(Raw records)
───
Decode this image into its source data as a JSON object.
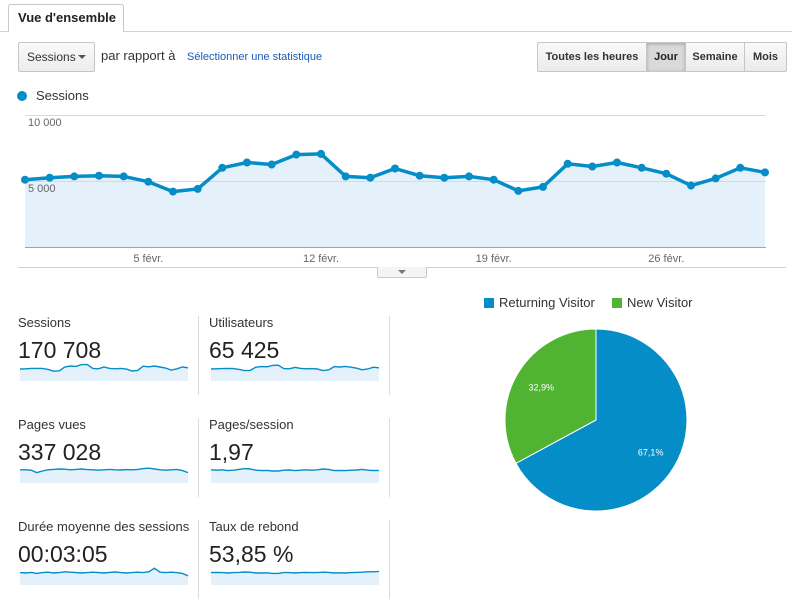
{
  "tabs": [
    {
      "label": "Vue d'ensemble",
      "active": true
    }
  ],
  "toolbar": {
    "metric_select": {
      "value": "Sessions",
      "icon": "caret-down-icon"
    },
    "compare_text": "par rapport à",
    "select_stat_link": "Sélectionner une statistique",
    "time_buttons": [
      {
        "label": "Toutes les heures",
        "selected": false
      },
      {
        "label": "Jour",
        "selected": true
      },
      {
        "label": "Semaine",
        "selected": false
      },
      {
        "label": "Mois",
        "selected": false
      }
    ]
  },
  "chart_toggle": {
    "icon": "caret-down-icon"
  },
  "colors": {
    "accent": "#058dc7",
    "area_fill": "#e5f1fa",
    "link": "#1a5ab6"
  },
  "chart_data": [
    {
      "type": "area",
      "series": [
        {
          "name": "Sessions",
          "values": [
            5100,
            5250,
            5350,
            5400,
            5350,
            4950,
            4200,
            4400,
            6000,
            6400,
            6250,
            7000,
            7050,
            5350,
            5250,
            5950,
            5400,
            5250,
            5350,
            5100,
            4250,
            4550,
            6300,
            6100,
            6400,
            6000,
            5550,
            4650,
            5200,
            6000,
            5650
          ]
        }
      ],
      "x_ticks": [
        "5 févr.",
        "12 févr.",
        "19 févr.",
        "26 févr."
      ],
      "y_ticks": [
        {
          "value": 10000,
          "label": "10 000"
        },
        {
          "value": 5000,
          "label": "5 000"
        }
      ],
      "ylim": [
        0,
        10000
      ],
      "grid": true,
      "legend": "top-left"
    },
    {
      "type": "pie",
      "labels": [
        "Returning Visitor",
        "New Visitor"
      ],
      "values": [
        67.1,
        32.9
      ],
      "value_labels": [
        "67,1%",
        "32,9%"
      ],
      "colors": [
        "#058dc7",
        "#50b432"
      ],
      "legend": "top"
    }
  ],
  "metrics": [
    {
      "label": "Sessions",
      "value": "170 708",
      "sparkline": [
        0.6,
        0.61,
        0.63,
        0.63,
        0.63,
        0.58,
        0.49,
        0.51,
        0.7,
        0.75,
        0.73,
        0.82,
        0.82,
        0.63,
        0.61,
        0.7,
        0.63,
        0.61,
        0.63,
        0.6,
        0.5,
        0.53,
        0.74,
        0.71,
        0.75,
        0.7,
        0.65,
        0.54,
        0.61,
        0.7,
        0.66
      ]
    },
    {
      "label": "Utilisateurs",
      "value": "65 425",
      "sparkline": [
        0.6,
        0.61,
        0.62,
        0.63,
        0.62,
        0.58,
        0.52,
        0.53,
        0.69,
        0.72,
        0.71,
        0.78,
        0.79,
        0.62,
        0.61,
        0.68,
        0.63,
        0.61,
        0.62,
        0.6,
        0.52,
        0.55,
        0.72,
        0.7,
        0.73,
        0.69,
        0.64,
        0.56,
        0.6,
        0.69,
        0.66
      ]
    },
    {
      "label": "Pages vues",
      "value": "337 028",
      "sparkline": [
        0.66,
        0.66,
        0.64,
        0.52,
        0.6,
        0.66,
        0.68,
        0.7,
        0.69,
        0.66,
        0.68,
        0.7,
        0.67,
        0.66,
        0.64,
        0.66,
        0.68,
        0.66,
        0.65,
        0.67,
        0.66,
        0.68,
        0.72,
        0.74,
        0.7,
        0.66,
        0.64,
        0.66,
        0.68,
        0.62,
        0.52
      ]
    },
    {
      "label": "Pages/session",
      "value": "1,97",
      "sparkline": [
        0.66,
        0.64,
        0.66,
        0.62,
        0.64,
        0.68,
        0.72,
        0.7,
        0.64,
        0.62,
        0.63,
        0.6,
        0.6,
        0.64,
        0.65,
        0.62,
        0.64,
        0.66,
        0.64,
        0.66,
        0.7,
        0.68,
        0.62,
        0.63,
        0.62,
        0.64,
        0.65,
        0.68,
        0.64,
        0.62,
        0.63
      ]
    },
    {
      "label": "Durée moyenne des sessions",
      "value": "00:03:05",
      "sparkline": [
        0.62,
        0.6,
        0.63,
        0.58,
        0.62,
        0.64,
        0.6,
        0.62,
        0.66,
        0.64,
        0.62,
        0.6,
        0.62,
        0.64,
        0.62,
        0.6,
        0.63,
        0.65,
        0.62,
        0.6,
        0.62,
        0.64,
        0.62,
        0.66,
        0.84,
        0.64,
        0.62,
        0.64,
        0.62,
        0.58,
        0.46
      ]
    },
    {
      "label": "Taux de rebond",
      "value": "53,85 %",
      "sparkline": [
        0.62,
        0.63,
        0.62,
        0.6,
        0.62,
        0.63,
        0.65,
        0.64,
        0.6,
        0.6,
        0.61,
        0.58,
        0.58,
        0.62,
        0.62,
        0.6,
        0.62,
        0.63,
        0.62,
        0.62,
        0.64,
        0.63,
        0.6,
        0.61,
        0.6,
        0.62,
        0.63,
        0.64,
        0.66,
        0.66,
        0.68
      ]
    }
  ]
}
───
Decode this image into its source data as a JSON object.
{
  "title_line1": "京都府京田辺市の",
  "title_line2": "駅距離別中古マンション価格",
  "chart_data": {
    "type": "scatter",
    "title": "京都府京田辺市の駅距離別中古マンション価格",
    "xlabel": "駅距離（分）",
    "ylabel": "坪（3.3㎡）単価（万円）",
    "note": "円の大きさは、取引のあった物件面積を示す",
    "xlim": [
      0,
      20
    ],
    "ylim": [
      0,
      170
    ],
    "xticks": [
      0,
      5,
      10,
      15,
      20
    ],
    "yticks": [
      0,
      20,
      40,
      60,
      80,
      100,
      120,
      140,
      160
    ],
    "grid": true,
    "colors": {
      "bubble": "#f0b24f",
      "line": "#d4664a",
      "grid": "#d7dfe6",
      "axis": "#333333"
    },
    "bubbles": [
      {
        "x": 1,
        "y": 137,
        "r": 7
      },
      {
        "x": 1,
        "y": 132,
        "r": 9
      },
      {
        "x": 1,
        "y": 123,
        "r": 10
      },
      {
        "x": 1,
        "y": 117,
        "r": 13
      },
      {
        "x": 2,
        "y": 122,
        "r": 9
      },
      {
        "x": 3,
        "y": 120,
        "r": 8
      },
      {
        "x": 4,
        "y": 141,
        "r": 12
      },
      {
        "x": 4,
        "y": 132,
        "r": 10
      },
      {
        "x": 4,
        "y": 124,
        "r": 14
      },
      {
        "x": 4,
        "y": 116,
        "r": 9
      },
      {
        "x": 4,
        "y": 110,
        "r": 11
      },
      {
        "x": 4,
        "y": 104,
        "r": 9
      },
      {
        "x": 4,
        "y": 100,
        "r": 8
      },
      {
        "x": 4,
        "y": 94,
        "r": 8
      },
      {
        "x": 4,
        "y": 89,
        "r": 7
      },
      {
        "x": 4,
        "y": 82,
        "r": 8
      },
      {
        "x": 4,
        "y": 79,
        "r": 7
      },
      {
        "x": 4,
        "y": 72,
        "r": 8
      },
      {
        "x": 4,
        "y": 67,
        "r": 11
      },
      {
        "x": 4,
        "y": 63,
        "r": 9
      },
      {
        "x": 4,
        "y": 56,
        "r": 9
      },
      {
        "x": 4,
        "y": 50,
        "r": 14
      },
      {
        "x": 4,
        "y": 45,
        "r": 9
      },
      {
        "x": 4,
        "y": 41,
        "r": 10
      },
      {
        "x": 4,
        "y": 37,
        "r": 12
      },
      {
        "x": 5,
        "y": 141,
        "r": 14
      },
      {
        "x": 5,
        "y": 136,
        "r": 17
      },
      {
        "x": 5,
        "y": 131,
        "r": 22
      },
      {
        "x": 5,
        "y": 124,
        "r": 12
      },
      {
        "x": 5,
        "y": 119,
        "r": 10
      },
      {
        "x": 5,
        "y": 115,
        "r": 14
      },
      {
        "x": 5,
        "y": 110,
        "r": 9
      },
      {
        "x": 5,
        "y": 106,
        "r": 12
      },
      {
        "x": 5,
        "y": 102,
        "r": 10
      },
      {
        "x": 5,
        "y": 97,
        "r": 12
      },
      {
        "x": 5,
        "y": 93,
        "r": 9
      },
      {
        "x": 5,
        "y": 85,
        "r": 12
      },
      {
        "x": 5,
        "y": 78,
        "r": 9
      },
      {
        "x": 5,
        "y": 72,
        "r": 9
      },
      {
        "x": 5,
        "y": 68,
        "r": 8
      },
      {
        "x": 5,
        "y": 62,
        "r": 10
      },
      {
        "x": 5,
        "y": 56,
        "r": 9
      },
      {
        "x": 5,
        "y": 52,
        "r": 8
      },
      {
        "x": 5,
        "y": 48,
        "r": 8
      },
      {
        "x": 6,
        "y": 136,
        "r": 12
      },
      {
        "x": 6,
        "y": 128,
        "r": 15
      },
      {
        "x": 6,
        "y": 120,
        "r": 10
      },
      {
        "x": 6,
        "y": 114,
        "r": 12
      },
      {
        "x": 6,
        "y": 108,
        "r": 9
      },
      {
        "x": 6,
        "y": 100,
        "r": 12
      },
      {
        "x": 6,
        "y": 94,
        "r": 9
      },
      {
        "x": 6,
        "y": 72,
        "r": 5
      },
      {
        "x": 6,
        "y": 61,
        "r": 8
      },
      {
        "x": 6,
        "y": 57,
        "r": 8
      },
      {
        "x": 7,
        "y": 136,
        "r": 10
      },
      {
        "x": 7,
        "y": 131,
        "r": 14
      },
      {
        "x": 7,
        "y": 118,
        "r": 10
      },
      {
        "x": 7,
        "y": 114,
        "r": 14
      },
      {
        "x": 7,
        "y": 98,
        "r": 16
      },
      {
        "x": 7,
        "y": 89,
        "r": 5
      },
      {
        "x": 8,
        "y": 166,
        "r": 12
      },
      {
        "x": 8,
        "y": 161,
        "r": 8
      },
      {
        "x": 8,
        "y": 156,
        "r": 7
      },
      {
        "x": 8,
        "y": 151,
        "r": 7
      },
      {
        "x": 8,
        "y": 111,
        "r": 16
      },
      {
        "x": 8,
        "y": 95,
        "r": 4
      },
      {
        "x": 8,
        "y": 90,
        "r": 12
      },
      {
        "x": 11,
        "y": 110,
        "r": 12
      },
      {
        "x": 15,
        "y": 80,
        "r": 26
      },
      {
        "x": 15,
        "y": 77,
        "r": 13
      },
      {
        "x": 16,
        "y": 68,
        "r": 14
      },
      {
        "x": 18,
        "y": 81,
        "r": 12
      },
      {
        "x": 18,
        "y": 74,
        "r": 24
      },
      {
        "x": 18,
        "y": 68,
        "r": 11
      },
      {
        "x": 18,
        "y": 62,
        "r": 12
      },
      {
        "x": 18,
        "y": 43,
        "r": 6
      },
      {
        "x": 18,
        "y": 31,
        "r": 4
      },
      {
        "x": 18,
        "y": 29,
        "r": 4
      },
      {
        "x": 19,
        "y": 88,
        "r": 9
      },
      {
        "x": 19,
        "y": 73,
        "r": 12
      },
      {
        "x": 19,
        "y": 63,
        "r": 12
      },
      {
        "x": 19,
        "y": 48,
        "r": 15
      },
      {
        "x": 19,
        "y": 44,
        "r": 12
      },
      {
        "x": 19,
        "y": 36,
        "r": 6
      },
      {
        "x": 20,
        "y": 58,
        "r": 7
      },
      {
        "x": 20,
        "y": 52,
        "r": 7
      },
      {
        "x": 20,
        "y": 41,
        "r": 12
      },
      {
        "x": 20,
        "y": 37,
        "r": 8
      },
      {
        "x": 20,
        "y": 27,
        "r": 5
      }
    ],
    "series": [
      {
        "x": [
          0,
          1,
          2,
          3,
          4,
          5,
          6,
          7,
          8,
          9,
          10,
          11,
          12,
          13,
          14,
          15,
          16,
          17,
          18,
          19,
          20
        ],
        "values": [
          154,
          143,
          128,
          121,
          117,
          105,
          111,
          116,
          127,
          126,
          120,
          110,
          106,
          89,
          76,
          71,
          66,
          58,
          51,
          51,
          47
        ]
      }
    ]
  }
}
───
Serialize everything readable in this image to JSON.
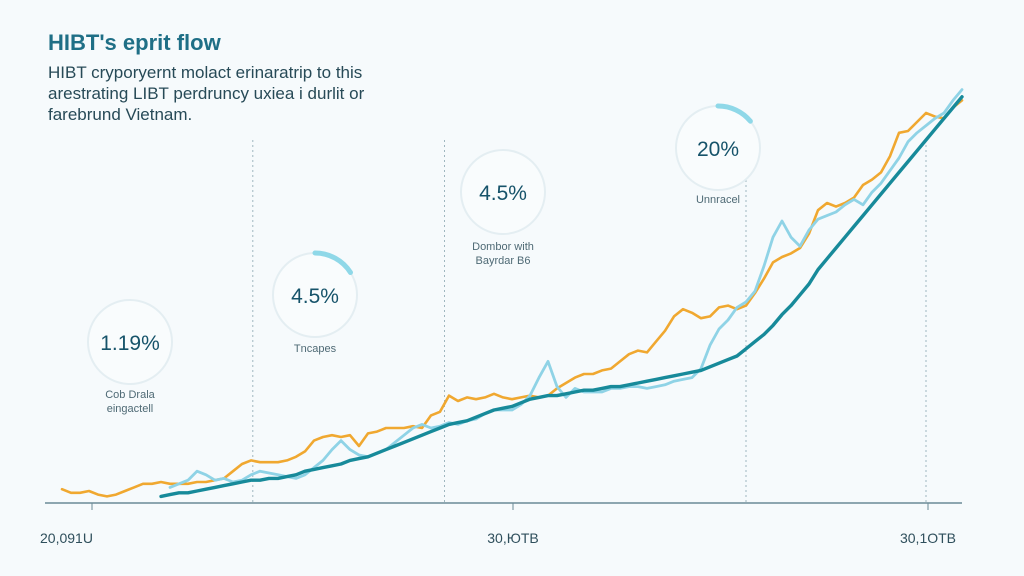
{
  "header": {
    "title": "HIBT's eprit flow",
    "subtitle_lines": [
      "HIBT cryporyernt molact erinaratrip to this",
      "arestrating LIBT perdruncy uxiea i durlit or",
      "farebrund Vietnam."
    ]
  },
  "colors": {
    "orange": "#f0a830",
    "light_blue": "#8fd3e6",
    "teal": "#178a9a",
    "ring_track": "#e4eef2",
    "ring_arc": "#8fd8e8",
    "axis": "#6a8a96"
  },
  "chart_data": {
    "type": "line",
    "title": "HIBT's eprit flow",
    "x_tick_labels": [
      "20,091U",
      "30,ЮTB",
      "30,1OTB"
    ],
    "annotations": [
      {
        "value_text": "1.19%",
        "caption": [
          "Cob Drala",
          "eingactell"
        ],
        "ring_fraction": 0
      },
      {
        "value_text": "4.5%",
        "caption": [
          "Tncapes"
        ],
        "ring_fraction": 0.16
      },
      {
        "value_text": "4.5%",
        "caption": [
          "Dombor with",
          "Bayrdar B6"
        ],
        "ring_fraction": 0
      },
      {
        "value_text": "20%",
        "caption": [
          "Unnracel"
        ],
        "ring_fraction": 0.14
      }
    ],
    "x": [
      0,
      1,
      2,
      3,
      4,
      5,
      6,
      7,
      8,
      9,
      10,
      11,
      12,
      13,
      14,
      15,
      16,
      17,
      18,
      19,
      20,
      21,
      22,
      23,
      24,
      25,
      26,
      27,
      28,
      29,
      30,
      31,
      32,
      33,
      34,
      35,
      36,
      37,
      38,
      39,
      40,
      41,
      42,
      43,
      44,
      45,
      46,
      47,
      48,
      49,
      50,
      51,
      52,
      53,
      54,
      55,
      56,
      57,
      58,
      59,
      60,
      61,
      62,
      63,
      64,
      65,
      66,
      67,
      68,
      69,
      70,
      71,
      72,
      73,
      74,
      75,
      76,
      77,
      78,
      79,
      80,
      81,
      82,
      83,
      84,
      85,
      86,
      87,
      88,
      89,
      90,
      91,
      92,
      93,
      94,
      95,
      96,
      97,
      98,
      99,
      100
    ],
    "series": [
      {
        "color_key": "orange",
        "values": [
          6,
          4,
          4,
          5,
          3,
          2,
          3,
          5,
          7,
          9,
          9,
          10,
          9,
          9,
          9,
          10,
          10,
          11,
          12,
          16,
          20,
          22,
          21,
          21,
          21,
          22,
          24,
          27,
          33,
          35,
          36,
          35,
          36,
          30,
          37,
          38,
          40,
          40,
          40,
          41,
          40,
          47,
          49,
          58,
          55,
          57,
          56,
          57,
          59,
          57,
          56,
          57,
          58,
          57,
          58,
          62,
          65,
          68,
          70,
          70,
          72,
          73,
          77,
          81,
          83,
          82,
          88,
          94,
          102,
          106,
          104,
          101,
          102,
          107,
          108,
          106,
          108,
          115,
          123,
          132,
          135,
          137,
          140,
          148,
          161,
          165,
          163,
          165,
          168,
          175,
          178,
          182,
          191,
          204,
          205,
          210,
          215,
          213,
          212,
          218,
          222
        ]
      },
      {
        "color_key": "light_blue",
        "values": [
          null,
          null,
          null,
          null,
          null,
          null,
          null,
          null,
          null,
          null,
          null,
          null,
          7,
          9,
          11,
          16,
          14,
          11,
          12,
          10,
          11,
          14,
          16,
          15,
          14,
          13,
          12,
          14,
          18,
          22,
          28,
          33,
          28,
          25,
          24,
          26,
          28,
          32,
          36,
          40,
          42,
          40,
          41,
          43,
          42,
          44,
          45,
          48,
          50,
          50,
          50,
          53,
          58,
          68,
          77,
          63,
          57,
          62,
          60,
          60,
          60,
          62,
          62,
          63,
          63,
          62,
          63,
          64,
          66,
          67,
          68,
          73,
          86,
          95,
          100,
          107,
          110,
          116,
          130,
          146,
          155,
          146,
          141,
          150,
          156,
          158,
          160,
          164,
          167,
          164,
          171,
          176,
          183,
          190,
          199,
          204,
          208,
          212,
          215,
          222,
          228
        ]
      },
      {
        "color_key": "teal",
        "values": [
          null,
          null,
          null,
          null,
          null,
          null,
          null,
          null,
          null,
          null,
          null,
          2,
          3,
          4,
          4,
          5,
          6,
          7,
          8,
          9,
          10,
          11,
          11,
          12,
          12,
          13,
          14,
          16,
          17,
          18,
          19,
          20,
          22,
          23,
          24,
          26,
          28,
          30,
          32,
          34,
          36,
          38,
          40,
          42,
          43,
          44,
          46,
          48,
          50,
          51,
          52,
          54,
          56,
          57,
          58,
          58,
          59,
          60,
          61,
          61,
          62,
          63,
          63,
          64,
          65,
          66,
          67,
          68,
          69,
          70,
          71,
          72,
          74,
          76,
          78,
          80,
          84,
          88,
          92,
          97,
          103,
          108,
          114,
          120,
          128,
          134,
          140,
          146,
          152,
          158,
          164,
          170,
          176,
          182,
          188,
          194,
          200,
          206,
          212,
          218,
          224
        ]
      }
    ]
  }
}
───
» Exercise description:
Count the lines in the entries above that include the string "Pages", then give only that figure.

» Output:
2